[Data listing]
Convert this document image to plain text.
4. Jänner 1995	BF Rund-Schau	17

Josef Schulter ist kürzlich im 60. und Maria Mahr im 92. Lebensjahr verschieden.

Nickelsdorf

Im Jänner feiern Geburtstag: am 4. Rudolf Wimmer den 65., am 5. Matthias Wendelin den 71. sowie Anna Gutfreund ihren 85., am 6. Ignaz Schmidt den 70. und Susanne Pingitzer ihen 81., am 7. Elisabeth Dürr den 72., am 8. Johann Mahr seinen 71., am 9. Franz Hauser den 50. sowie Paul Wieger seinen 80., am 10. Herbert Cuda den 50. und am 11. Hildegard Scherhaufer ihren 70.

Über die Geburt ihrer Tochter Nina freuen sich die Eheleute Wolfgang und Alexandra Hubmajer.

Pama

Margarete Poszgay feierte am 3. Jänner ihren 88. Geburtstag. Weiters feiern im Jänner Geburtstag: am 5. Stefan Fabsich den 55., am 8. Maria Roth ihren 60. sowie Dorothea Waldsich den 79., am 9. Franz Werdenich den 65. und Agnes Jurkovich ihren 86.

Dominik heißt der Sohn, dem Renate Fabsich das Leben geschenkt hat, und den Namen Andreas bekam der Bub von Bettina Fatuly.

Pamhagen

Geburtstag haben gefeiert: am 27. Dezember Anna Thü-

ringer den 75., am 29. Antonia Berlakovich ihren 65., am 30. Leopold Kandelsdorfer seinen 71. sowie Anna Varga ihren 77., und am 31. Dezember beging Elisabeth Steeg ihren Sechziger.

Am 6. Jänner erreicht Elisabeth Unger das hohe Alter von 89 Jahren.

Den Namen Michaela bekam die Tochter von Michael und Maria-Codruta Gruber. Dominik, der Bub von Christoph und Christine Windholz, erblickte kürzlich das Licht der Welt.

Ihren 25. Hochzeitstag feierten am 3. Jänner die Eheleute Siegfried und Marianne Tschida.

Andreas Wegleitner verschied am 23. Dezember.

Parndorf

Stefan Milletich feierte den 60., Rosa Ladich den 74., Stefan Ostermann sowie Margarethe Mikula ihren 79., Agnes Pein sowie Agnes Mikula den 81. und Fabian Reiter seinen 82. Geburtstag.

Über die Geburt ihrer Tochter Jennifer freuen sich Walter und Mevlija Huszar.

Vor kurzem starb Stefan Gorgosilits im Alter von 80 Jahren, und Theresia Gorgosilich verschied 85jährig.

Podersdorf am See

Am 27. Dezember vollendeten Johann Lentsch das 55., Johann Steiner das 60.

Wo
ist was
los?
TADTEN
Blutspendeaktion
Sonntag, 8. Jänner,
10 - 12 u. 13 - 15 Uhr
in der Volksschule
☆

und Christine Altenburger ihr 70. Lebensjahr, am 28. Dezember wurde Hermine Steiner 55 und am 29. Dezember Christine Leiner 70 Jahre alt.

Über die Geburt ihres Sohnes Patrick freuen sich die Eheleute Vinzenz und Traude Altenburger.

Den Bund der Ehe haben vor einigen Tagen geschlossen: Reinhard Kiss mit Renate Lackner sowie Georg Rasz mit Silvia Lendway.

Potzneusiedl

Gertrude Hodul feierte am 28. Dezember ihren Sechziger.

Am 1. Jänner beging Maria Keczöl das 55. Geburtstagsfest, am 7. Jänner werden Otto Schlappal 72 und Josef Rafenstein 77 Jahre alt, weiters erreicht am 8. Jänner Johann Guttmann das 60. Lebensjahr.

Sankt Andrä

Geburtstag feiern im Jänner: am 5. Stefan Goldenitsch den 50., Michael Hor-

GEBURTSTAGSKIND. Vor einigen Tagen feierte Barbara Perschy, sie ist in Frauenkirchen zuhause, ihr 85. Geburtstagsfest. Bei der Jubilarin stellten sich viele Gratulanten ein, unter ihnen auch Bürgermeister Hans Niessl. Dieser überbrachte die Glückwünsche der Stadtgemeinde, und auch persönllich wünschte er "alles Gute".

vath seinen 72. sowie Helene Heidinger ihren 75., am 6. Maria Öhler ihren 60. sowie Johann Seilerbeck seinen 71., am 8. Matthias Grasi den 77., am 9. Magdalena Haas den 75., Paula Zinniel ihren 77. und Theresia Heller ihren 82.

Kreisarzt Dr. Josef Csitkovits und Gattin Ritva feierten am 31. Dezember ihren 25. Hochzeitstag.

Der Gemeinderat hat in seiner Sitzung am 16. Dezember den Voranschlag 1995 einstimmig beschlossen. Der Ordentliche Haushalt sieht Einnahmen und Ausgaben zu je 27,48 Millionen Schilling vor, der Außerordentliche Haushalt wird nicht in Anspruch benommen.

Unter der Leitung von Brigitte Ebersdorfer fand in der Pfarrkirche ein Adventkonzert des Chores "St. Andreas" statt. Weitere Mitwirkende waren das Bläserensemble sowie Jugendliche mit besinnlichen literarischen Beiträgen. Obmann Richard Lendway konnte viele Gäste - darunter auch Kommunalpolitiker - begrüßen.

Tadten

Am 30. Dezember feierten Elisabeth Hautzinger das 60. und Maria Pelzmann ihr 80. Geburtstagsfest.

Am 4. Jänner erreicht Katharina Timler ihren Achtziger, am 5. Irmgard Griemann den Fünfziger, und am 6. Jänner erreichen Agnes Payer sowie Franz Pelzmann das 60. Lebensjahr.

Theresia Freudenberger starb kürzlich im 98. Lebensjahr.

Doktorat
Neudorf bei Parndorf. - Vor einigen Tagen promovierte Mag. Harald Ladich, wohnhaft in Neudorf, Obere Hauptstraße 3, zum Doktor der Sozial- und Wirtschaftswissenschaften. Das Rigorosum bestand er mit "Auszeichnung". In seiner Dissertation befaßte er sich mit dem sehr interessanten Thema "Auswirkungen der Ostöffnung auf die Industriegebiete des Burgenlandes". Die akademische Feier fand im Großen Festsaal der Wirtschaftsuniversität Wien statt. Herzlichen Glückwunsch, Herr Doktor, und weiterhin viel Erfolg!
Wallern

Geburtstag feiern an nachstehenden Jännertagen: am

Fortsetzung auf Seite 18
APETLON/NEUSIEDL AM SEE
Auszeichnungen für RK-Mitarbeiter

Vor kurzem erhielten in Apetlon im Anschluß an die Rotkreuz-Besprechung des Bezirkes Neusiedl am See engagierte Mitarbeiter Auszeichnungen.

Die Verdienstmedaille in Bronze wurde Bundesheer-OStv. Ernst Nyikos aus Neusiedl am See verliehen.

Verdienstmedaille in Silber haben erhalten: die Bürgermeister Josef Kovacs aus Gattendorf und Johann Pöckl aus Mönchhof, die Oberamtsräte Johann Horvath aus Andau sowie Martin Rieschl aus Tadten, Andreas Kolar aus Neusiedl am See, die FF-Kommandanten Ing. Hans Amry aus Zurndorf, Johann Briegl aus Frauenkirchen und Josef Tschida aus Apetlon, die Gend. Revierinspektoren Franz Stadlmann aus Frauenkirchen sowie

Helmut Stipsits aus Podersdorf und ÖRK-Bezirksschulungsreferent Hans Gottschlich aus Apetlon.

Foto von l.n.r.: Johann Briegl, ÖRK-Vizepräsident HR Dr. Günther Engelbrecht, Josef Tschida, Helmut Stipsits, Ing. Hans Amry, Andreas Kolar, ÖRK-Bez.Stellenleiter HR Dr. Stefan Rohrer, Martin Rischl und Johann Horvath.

OBJECTIVE
Repeat the data precisely, reproducing every entry.

ANSWER FOR THE TASK
Convert this document image to plain text.
4. Jänner 1995	BF Rund-Schau	17

Josef Schulter ist kürzlich im 60. und Maria Mahr im 92. Lebensjahr verschieden.

Nickelsdorf

Im Jänner feiern Geburtstag: am 4. Rudolf Wimmer den 65., am 5. Matthias Wendelin den 71. sowie Anna Gutfreund ihren 85., am 6. Ignaz Schmidt den 70. und Susanne Pingitzer ihen 81., am 7. Elisabeth Dürr den 72., am 8. Johann Mahr seinen 71., am 9. Franz Hauser den 50. sowie Paul Wieger seinen 80., am 10. Herbert Cuda den 50. und am 11. Hildegard Scherhaufer ihren 70.

Über die Geburt ihrer Tochter Nina freuen sich die Eheleute Wolfgang und Alexandra Hubmajer.

Pama

Margarete Poszgay feierte am 3. Jänner ihren 88. Geburtstag. Weiters feiern im Jänner Geburtstag: am 5. Stefan Fabsich den 55., am 8. Maria Roth ihren 60. sowie Dorothea Waldsich den 79., am 9. Franz Werdenich den 65. und Agnes Jurkovich ihren 86.

Dominik heißt der Sohn, dem Renate Fabsich das Leben geschenkt hat, und den Namen Andreas bekam der Bub von Bettina Fatuly.

Pamhagen

Geburtstag haben gefeiert: am 27. Dezember Anna Thü-

ringer den 75., am 29. Antonia Berlakovich ihren 65., am 30. Leopold Kandelsdorfer seinen 71. sowie Anna Varga ihren 77., und am 31. Dezember beging Elisabeth Steeg ihren Sechziger.

Am 6. Jänner erreicht Elisabeth Unger das hohe Alter von 89 Jahren.

Den Namen Michaela bekam die Tochter von Michael und Maria-Codruta Gruber. Dominik, der Bub von Christoph und Christine Windholz, erblickte kürzlich das Licht der Welt.

Ihren 25. Hochzeitstag feierten am 3. Jänner die Eheleute Siegfried und Marianne Tschida.

Andreas Wegleitner verschied am 23. Dezember.

Parndorf

Stefan Milletich feierte den 60., Rosa Ladich den 74., Stefan Ostermann sowie Margarethe Mikula ihren 79., Agnes Pein sowie Agnes Mikula den 81. und Fabian Reiter seinen 82. Geburtstag.

Über die Geburt ihrer Tochter Jennifer freuen sich Walter und Mevlija Huszar.

Vor kurzem starb Stefan Gorgosilits im Alter von 80 Jahren, und Theresia Gorgosilich verschied 85jährig.

Podersdorf am See

Am 27. Dezember vollendeten Johann Lentsch das 55., Johann Steiner das 60.

Wo
ist was
los?
TADTEN
Blutspendeaktion
Sonntag, 8. Jänner,
10 - 12 u. 13 - 15 Uhr
in der Volksschule
☆

und Christine Altenburger ihr 70. Lebensjahr, am 28. Dezember wurde Hermine Steiner 55 und am 29. Dezember Christine Leiner 70 Jahre alt.

Über die Geburt ihres Sohnes Patrick freuen sich die Eheleute Vinzenz und Traude Altenburger.

Den Bund der Ehe haben vor einigen Tagen geschlossen: Reinhard Kiss mit Renate Lackner sowie Georg Rasz mit Silvia Lendway.

Potzneusiedl

Gertrude Hodul feierte am 28. Dezember ihren Sechziger.

Am 1. Jänner beging Maria Keczöl das 55. Geburtstagsfest, am 7. Jänner werden Otto Schlappal 72 und Josef Rafenstein 77 Jahre alt, weiters erreicht am 8. Jänner Johann Guttmann das 60. Lebensjahr.

Sankt Andrä

Geburtstag feiern im Jänner: am 5. Stefan Goldenitsch den 50., Michael Hor-

GEBURTSTAGSKIND. Vor einigen Tagen feierte Barbara Perschy, sie ist in Frauenkirchen zuhause, ihr 85. Geburtstagsfest. Bei der Jubilarin stellten sich viele Gratulanten ein, unter ihnen auch Bürgermeister Hans Niessl. Dieser überbrachte die Glückwünsche der Stadtgemeinde, und auch persönllich wünschte er "alles Gute".

vath seinen 72. sowie Helene Heidinger ihren 75., am 6. Maria Öhler ihren 60. sowie Johann Seilerbeck seinen 71., am 8. Matthias Grasi den 77., am 9. Magdalena Haas den 75., Paula Zinniel ihren 77. und Theresia Heller ihren 82.

Kreisarzt Dr. Josef Csitkovits und Gattin Ritva feierten am 31. Dezember ihren 25. Hochzeitstag.

Der Gemeinderat hat in seiner Sitzung am 16. Dezember den Voranschlag 1995 einstimmig beschlossen. Der Ordentliche Haushalt sieht Einnahmen und Ausgaben zu je 27,48 Millionen Schilling vor, der Außerordentliche Haushalt wird nicht in Anspruch benommen.

Unter der Leitung von Brigitte Ebersdorfer fand in der Pfarrkirche ein Adventkonzert des Chores "St. Andreas" statt. Weitere Mitwirkende waren das Bläserensemble sowie Jugendliche mit besinnlichen literarischen Beiträgen. Obmann Richard Lendway konnte viele Gäste - darunter auch Kommunalpolitiker - begrüßen.

Tadten

Am 30. Dezember feierten Elisabeth Hautzinger das 60. und Maria Pelzmann ihr 80. Geburtstagsfest.

Am 4. Jänner erreicht Katharina Timler ihren Achtziger, am 5. Irmgard Griemann den Fünfziger, und am 6. Jänner erreichen Agnes Payer sowie Franz Pelzmann das 60. Lebensjahr.

Theresia Freudenberger starb kürzlich im 98. Lebensjahr.

Doktorat
Neudorf bei Parndorf. - Vor einigen Tagen promovierte Mag. Harald Ladich, wohnhaft in Neudorf, Obere Hauptstraße 3, zum Doktor der Sozial- und Wirtschaftswissenschaften. Das Rigorosum bestand er mit "Auszeichnung". In seiner Dissertation befaßte er sich mit dem sehr interessanten Thema "Auswirkungen der Ostöffnung auf die Industriegebiete des Burgenlandes". Die akademische Feier fand im Großen Festsaal der Wirtschaftsuniversität Wien statt. Herzlichen Glückwunsch, Herr Doktor, und weiterhin viel Erfolg!
Wallern

Geburtstag feiern an nachstehenden Jännertagen: am

Fortsetzung auf Seite 18
APETLON/NEUSIEDL AM SEE
Auszeichnungen für RK-Mitarbeiter

Vor kurzem erhielten in Apetlon im Anschluß an die Rotkreuz-Besprechung des Bezirkes Neusiedl am See engagierte Mitarbeiter Auszeichnungen.

Die Verdienstmedaille in Bronze wurde Bundesheer-OStv. Ernst Nyikos aus Neusiedl am See verliehen.

Verdienstmedaille in Silber haben erhalten: die Bürgermeister Josef Kovacs aus Gattendorf und Johann Pöckl aus Mönchhof, die Oberamtsräte Johann Horvath aus Andau sowie Martin Rieschl aus Tadten, Andreas Kolar aus Neusiedl am See, die FF-Kommandanten Ing. Hans Amry aus Zurndorf, Johann Briegl aus Frauenkirchen und Josef Tschida aus Apetlon, die Gend. Revierinspektoren Franz Stadlmann aus Frauenkirchen sowie

Helmut Stipsits aus Podersdorf und ÖRK-Bezirksschulungsreferent Hans Gottschlich aus Apetlon.

Foto von l.n.r.: Johann Briegl, ÖRK-Vizepräsident HR Dr. Günther Engelbrecht, Josef Tschida, Helmut Stipsits, Ing. Hans Amry, Andreas Kolar, ÖRK-Bez.Stellenleiter HR Dr. Stefan Rohrer, Martin Rischl und Johann Horvath.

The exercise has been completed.